* Data entries:
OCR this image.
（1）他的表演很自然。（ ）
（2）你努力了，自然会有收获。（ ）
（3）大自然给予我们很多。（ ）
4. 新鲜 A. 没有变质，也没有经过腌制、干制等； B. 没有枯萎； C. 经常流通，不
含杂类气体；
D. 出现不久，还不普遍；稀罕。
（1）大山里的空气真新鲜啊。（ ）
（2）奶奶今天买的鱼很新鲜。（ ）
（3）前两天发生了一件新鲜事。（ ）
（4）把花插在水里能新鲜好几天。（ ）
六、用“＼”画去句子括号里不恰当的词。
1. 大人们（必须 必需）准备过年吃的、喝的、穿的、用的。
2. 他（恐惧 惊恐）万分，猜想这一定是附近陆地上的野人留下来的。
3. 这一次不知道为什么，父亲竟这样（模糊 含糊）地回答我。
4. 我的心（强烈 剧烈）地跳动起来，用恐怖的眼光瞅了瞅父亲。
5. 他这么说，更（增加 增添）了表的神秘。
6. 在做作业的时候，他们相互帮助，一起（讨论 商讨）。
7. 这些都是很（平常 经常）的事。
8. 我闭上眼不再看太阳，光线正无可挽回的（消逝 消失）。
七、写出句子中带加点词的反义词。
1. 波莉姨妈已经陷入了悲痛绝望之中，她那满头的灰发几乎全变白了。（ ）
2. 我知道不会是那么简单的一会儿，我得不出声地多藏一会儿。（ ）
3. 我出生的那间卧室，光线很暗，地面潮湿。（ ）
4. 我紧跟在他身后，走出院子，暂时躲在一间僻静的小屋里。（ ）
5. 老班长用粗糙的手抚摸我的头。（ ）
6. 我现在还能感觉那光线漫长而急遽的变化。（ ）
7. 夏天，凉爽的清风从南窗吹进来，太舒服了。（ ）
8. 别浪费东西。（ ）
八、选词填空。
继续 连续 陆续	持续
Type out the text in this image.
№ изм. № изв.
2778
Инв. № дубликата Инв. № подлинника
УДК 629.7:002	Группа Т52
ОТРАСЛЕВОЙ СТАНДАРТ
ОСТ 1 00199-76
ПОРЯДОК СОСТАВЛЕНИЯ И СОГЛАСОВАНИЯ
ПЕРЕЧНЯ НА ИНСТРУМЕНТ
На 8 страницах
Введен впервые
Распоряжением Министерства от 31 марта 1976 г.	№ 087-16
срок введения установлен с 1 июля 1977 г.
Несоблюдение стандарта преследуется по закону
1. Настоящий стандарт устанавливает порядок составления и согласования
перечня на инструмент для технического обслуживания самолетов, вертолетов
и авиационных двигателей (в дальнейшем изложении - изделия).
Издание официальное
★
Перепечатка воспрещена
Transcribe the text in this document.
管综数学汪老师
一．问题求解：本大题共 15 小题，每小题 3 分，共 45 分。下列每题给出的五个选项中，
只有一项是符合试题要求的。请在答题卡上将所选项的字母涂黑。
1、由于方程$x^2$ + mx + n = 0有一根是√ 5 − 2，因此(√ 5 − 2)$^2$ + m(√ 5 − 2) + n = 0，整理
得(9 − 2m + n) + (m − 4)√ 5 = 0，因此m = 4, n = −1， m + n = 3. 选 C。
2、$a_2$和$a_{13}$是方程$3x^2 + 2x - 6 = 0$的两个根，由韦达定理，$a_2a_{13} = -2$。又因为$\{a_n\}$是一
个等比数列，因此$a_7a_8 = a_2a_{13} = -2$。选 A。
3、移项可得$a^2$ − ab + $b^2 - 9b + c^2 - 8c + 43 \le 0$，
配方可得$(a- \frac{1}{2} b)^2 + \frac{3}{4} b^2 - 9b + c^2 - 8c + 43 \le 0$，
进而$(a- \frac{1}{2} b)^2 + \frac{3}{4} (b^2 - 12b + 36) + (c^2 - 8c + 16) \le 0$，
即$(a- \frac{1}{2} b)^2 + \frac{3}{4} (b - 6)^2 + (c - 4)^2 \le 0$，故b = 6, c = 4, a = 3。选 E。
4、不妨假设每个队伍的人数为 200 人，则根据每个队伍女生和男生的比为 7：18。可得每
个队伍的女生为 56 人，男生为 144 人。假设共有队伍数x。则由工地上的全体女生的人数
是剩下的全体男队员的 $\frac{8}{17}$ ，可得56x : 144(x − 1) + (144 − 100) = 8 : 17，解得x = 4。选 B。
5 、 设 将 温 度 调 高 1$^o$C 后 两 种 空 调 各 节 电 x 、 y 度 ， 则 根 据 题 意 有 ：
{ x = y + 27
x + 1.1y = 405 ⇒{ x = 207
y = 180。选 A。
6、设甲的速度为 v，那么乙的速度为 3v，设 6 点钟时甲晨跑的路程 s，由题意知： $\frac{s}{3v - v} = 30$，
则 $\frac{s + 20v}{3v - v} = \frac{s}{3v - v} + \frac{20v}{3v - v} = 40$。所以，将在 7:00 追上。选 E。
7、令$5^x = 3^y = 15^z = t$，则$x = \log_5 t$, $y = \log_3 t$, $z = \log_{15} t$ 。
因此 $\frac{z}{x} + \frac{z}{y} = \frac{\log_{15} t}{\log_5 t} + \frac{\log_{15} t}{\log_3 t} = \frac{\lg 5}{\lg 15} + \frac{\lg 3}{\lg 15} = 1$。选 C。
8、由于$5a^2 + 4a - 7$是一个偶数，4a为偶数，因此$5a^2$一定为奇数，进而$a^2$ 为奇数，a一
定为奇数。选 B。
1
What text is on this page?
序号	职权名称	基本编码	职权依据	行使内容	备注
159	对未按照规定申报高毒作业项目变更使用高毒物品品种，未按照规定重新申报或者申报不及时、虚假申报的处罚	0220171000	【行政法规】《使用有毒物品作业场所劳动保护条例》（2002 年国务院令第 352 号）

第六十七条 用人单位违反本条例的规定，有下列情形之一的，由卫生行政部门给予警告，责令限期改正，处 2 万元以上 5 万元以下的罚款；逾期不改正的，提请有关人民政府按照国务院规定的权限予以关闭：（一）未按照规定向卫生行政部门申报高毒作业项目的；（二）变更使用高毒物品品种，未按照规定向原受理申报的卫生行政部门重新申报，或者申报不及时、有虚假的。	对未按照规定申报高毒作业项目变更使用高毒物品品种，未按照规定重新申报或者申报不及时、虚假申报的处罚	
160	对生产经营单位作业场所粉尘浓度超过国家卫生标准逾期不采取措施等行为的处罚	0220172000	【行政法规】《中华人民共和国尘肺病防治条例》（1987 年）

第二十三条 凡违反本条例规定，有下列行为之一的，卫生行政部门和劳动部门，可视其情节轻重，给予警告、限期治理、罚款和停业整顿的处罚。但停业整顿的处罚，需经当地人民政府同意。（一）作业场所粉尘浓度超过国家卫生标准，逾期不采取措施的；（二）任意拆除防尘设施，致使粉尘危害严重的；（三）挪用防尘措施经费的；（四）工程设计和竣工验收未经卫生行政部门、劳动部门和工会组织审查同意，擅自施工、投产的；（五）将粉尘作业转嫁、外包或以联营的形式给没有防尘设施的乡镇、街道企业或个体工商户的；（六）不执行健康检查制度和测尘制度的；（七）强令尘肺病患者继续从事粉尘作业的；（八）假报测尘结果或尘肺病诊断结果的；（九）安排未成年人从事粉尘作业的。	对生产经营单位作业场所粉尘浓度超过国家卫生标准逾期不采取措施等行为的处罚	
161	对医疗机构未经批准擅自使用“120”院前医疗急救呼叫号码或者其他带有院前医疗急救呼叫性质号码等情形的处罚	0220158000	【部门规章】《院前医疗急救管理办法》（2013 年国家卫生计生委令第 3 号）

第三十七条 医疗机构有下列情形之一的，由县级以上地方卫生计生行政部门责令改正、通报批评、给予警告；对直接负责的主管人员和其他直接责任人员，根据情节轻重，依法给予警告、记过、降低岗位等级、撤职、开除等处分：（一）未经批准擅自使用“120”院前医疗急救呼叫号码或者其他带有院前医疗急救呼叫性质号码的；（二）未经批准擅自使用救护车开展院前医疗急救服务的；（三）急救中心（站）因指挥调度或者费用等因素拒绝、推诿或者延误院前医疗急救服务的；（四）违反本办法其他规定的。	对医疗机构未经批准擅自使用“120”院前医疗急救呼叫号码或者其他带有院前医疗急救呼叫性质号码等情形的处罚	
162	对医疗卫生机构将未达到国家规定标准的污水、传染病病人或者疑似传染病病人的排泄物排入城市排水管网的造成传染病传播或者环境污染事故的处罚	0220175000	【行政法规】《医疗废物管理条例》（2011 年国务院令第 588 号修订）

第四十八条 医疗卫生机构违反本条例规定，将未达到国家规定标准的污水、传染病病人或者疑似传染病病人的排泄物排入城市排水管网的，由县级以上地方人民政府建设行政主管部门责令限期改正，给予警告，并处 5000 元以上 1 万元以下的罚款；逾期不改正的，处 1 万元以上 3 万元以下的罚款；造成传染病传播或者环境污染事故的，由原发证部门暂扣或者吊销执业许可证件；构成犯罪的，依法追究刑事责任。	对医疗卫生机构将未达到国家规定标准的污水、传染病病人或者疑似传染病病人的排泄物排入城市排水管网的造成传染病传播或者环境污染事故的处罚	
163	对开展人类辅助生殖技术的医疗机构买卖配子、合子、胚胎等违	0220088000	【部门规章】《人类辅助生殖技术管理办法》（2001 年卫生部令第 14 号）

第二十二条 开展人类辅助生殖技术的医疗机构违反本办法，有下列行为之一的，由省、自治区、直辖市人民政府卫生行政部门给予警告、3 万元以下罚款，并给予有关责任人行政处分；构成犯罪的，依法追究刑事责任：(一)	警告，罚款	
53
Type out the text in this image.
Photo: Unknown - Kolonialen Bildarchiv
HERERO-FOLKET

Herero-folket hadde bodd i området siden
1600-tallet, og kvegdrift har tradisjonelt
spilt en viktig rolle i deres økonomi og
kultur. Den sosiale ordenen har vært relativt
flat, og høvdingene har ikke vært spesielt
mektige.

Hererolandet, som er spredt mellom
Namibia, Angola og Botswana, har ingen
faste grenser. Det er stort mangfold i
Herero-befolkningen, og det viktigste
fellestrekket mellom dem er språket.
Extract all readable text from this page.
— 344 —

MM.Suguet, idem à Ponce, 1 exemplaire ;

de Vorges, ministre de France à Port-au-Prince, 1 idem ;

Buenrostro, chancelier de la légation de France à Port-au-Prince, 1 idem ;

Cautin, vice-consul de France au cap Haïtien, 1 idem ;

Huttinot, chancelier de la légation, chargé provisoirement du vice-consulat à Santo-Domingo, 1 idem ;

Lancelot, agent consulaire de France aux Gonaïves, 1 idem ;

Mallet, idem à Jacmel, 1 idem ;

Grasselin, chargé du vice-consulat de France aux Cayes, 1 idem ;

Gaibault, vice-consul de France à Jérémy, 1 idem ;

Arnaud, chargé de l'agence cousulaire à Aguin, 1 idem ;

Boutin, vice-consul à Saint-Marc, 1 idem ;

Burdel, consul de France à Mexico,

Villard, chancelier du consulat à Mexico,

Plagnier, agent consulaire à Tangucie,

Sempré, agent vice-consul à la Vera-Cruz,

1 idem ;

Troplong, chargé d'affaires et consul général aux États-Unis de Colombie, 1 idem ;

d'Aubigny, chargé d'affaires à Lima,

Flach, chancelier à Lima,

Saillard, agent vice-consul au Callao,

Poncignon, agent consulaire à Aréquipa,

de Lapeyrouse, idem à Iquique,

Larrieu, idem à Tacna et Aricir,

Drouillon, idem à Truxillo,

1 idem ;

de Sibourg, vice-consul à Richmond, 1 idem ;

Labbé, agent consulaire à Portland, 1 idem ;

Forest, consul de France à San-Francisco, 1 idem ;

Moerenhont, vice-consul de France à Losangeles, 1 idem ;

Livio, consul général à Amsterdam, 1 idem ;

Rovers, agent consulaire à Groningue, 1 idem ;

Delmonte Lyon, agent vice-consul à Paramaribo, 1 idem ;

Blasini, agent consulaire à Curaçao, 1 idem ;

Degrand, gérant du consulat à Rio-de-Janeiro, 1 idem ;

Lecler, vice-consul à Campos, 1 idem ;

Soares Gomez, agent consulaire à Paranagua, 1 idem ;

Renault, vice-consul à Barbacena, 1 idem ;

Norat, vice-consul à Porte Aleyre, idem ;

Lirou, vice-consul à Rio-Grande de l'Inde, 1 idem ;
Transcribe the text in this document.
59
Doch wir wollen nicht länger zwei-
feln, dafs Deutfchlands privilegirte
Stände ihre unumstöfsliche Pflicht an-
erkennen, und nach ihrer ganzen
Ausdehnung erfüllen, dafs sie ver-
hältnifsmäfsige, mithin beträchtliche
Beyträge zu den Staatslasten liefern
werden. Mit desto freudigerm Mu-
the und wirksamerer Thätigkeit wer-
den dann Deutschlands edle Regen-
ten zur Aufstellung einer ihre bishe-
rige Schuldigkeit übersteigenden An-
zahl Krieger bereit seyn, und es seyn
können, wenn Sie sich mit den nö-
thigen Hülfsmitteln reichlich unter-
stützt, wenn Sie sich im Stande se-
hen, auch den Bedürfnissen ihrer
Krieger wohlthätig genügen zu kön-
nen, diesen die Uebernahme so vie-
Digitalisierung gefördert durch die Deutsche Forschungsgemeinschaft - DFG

* WORK TO DO:
Find all lines with "Krieger" in them and copy each one.

* COMPLETE OUTPUT:
zahl Krieger bereit seyn, und es seyn
Krieger wohlthätig genügen zu kön-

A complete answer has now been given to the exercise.